Source records –
——
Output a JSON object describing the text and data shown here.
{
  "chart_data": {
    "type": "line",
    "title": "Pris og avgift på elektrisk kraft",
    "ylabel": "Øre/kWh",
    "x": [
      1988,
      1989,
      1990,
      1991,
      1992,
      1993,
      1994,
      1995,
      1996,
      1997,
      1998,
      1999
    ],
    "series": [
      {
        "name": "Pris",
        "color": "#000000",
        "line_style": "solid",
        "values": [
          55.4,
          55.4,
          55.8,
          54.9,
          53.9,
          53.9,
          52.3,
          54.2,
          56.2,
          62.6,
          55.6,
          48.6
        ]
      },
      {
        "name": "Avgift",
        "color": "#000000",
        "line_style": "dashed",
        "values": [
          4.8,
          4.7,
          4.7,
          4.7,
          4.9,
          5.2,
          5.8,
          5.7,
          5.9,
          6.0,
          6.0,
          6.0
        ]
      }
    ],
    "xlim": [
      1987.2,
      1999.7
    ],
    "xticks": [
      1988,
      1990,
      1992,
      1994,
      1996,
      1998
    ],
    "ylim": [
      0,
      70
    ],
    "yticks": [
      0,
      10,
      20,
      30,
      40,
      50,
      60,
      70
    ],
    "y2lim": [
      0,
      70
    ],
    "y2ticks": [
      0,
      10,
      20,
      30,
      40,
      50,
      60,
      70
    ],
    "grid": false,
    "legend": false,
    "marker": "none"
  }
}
——
What you are asked to do – The entries above should be repeated exactly, every one of them.

Finished task –
Output a JSON object describing the text and data shown here.
{
  "chart_data": {
    "type": "line",
    "title": "Pris og avgift på elektrisk kraft",
    "ylabel": "Øre/kWh",
    "x": [
      1988,
      1989,
      1990,
      1991,
      1992,
      1993,
      1994,
      1995,
      1996,
      1997,
      1998,
      1999
    ],
    "series": [
      {
        "name": "Pris",
        "color": "#000000",
        "line_style": "solid",
        "values": [
          55.4,
          55.4,
          55.8,
          54.9,
          53.9,
          53.9,
          52.3,
          54.2,
          56.2,
          62.6,
          55.6,
          48.6
        ]
      },
      {
        "name": "Avgift",
        "color": "#000000",
        "line_style": "dashed",
        "values": [
          4.8,
          4.7,
          4.7,
          4.7,
          4.9,
          5.2,
          5.8,
          5.7,
          5.9,
          6.0,
          6.0,
          6.0
        ]
      }
    ],
    "xlim": [
      1987.2,
      1999.7
    ],
    "xticks": [
      1988,
      1990,
      1992,
      1994,
      1996,
      1998
    ],
    "ylim": [
      0,
      70
    ],
    "yticks": [
      0,
      10,
      20,
      30,
      40,
      50,
      60,
      70
    ],
    "y2lim": [
      0,
      70
    ],
    "y2ticks": [
      0,
      10,
      20,
      30,
      40,
      50,
      60,
      70
    ],
    "grid": false,
    "legend": false,
    "marker": "none"
  }
}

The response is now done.